[Entries with figure data]
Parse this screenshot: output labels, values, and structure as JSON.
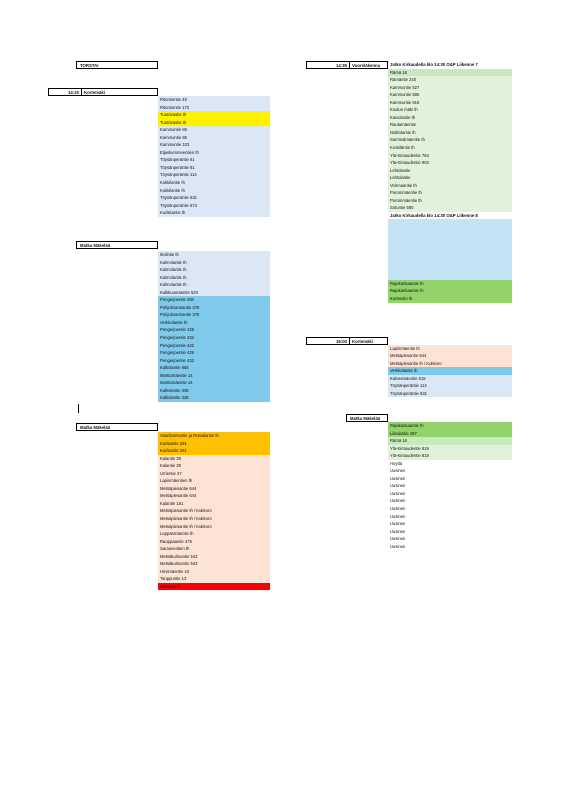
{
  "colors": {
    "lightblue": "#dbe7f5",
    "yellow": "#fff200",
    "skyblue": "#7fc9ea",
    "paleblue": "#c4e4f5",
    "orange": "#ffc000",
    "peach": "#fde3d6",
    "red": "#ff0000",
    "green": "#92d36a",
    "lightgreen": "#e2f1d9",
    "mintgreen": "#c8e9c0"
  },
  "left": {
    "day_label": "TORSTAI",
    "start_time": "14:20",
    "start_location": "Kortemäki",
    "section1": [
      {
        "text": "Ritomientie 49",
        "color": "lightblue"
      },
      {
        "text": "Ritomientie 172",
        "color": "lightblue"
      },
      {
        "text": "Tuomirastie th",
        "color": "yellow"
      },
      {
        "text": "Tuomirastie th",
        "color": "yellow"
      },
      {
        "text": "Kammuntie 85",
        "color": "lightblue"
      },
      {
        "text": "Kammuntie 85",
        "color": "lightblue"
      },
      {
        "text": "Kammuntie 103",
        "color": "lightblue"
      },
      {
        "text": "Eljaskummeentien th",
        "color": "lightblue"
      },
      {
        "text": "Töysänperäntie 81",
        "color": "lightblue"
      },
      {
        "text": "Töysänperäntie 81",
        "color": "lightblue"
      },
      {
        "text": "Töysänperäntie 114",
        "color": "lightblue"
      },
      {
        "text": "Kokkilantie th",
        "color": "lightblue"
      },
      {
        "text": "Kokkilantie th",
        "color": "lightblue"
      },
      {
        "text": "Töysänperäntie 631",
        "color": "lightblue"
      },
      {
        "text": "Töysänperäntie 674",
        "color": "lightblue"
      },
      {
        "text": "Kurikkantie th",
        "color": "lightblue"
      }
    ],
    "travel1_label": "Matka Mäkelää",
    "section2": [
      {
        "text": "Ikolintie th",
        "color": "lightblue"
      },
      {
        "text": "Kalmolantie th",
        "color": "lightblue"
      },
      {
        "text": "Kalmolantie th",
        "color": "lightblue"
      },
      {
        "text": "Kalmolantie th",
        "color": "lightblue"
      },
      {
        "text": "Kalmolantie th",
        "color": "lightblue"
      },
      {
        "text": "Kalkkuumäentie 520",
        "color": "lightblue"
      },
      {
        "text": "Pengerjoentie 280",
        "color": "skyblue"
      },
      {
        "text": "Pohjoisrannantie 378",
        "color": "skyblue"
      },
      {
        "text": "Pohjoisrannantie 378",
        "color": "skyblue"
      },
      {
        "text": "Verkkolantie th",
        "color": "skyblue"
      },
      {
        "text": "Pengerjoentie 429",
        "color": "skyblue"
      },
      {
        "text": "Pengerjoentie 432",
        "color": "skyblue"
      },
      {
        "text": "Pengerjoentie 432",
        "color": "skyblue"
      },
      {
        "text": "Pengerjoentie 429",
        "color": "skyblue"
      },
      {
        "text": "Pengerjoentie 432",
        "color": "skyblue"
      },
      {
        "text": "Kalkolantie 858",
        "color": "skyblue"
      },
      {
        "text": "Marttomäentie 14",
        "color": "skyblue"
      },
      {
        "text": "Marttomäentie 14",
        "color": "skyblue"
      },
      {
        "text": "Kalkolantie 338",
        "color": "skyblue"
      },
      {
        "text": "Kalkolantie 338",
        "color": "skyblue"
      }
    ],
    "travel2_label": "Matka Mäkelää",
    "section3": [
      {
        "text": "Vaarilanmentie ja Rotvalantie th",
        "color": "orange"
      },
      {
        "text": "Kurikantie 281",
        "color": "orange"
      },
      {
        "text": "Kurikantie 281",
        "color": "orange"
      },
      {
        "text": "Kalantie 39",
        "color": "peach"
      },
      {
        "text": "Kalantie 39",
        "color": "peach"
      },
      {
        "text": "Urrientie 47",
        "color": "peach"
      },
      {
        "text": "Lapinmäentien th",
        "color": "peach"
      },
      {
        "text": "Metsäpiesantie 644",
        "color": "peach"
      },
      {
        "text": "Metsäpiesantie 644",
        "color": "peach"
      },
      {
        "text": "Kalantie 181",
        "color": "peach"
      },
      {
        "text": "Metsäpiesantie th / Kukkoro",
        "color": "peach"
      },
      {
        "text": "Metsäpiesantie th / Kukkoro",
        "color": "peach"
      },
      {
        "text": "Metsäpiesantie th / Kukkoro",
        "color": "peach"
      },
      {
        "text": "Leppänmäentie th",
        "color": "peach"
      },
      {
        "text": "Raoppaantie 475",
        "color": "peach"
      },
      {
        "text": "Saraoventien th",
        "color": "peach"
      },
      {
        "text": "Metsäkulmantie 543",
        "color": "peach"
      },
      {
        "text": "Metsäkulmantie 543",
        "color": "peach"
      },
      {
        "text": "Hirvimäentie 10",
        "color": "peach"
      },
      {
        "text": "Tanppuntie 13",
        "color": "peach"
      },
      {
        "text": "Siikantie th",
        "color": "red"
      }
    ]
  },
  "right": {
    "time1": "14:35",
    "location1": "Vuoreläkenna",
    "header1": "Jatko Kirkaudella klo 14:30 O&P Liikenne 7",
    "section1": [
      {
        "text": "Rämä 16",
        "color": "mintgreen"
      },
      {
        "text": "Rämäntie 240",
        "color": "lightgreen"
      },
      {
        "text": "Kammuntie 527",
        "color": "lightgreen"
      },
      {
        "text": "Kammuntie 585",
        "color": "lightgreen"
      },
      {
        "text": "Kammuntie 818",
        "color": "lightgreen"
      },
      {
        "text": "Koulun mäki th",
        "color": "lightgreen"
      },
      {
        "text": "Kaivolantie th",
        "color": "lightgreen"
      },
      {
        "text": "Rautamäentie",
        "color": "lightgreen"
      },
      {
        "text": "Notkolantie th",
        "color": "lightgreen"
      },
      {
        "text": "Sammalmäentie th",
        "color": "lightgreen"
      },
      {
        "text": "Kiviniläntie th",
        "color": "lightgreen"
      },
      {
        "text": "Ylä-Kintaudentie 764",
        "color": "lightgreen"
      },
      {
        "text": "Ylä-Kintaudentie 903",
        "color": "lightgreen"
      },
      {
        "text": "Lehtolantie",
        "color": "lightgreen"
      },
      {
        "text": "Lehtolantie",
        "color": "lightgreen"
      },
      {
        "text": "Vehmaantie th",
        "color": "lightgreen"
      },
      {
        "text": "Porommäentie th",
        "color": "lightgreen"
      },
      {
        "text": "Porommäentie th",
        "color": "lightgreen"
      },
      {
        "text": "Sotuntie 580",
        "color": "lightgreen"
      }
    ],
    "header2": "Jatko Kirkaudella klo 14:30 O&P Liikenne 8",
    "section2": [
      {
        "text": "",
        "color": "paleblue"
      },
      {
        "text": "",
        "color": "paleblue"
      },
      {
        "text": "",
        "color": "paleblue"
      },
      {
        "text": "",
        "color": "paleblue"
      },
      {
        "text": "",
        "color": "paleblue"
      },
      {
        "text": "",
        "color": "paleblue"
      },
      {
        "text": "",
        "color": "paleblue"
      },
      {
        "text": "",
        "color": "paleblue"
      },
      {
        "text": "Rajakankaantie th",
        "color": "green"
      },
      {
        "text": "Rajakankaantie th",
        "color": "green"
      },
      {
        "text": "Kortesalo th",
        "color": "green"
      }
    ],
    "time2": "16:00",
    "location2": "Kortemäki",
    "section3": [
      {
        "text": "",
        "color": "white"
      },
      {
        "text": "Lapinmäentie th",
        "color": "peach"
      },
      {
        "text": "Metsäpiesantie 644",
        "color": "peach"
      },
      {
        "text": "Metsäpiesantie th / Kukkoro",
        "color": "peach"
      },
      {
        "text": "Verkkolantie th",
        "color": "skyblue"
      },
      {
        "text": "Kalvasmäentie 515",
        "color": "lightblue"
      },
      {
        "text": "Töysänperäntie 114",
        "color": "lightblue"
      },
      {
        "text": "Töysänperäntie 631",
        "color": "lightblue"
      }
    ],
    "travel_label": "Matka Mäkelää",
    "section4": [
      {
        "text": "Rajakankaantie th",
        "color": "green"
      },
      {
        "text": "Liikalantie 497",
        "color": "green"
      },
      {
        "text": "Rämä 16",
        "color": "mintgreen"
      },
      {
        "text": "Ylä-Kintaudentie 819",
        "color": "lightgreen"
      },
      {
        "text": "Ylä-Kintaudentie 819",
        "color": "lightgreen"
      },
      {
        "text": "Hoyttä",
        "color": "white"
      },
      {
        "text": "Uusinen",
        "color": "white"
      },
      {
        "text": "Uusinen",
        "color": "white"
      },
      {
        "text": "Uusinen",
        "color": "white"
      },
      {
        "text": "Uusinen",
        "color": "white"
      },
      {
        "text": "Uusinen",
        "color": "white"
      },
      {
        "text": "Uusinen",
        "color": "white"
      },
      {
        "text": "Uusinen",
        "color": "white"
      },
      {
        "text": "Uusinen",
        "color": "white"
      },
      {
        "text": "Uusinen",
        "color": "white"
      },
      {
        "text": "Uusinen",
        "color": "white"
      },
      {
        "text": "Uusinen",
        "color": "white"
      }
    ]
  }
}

...

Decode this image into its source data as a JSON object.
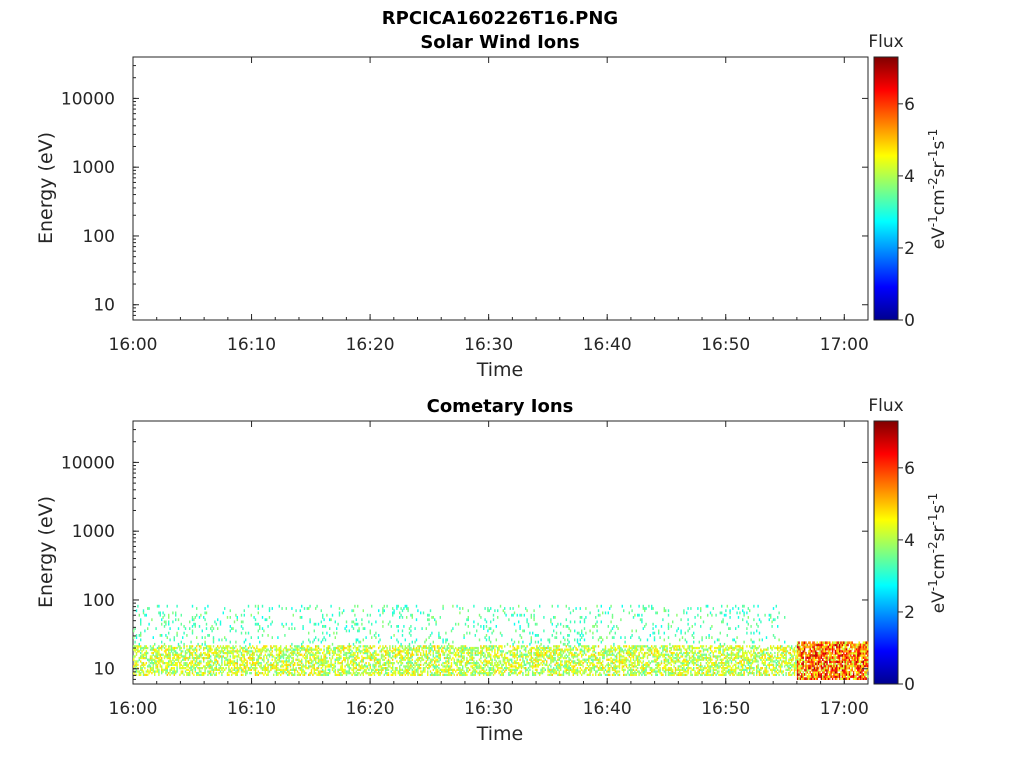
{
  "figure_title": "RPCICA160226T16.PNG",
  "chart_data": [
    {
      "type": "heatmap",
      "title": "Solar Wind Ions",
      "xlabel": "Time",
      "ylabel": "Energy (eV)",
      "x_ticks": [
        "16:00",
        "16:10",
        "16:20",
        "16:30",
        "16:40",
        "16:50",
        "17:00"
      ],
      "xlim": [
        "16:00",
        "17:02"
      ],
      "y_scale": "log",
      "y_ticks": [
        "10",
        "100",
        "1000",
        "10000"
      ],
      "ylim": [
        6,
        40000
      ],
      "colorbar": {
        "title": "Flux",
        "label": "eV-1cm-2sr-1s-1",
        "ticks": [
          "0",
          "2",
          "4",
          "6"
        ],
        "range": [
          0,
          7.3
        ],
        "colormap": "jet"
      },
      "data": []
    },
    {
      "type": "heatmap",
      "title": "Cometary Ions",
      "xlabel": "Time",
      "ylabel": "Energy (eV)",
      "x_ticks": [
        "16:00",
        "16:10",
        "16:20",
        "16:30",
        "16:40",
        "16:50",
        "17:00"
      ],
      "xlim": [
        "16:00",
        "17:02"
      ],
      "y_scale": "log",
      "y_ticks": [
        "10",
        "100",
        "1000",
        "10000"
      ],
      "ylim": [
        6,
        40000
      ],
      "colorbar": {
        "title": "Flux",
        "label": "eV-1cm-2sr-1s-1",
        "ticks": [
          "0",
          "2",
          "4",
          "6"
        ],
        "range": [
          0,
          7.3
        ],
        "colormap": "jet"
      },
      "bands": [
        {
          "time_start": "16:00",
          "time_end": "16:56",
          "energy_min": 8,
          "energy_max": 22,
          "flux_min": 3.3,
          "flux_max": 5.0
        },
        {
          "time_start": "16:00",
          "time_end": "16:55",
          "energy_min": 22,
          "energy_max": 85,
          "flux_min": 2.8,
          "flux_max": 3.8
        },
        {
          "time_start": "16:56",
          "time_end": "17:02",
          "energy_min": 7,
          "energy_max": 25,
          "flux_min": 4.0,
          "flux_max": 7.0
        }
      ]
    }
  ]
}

§ **STATED GOAL**:
Read through the lines above and collect those that contain the string "Ions".

§ **TASK RESPONSE**:
      "title": "Solar Wind Ions",
      "title": "Cometary Ions",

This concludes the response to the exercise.